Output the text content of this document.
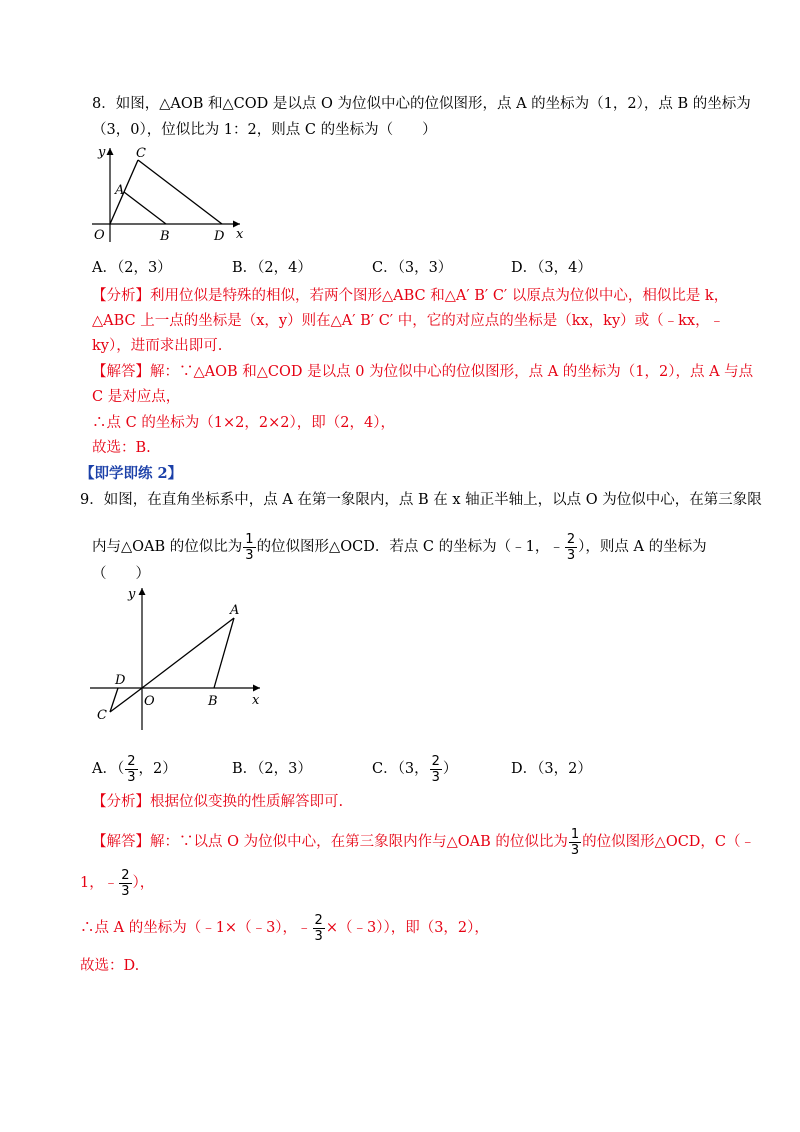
8．如图，△AOB 和△COD 是以点 O 为位似中心的位似图形，点 A 的坐标为（1，2），点 B 的坐标为
（3，0），位似比为 1：2，则点 C 的坐标为（　　）
y
x
O
A
B
C
D
A．（2，3）	B．（2，4）	C．（3，3）	D．（3，4）
【分析】利用位似是特殊的相似，若两个图形△ABC 和△A′ B′ C′ 以原点为位似中心，相似比是 k，
△ABC 上一点的坐标是（x，y）则在△A′ B′ C′ 中，它的对应点的坐标是（kx，ky）或（﹣kx，﹣
ky），进而求出即可.
【解答】解：∵△AOB 和△COD 是以点 0 为位似中心的位似图形，点 A 的坐标为（1，2），点 A 与点
C 是对应点，
∴点 C 的坐标为（1×2，2×2），即（2，4），
故选：B.
【即学即练 2】
9．如图，在直角坐标系中，点 A 在第一象限内，点 B 在 x 轴正半轴上，以点 O 为位似中心，在第三象限
内与△OAB 的位似比为 $\frac{1}{3}$ 的位似图形△OCD．若点 C 的坐标为（﹣1，﹣ $\frac{2}{3}$ ），则点 A 的坐标为
（　　）
y
x
O
A
B
C
D
A．（ $\frac{2}{3}$ ，2）	B．（2，3）	C．（3， $\frac{2}{3}$ ）	D．（3，2）
【分析】根据位似变换的性质解答即可.
【解答】解：∵以点 O 为位似中心，在第三象限内作与△OAB 的位似比为 $\frac{1}{3}$ 的位似图形△OCD，C（﹣
1，﹣ $\frac{2}{3}$ ），
∴点 A 的坐标为（﹣1×（﹣3），﹣ $\frac{2}{3}$ ×（﹣3）），即（3，2），
故选：D.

## Required work:
Excluding the pictures, reproduce every entry exactly as given.

## Exercise solution:
Output the text content of this document.
8．如图，△AOB 和△COD 是以点 O 为位似中心的位似图形，点 A 的坐标为（1，2），点 B 的坐标为
（3，0），位似比为 1：2，则点 C 的坐标为（　　）
y
x
O
A
B
C
D
A．（2，3）	B．（2，4）	C．（3，3）	D．（3，4）
【分析】利用位似是特殊的相似，若两个图形△ABC 和△A′ B′ C′ 以原点为位似中心，相似比是 k，
△ABC 上一点的坐标是（x，y）则在△A′ B′ C′ 中，它的对应点的坐标是（kx，ky）或（﹣kx，﹣
ky），进而求出即可.
【解答】解：∵△AOB 和△COD 是以点 0 为位似中心的位似图形，点 A 的坐标为（1，2），点 A 与点
C 是对应点，
∴点 C 的坐标为（1×2，2×2），即（2，4），
故选：B.
【即学即练 2】
9．如图，在直角坐标系中，点 A 在第一象限内，点 B 在 x 轴正半轴上，以点 O 为位似中心，在第三象限
内与△OAB 的位似比为 $\frac{1}{3}$ 的位似图形△OCD．若点 C 的坐标为（﹣1，﹣ $\frac{2}{3}$ ），则点 A 的坐标为
（　　）
y
x
O
A
B
C
D
A．（ $\frac{2}{3}$ ，2）	B．（2，3）	C．（3， $\frac{2}{3}$ ）	D．（3，2）
【分析】根据位似变换的性质解答即可.
【解答】解：∵以点 O 为位似中心，在第三象限内作与△OAB 的位似比为 $\frac{1}{3}$ 的位似图形△OCD，C（﹣
1，﹣ $\frac{2}{3}$ ），
∴点 A 的坐标为（﹣1×（﹣3），﹣ $\frac{2}{3}$ ×（﹣3）），即（3，2），
故选：D.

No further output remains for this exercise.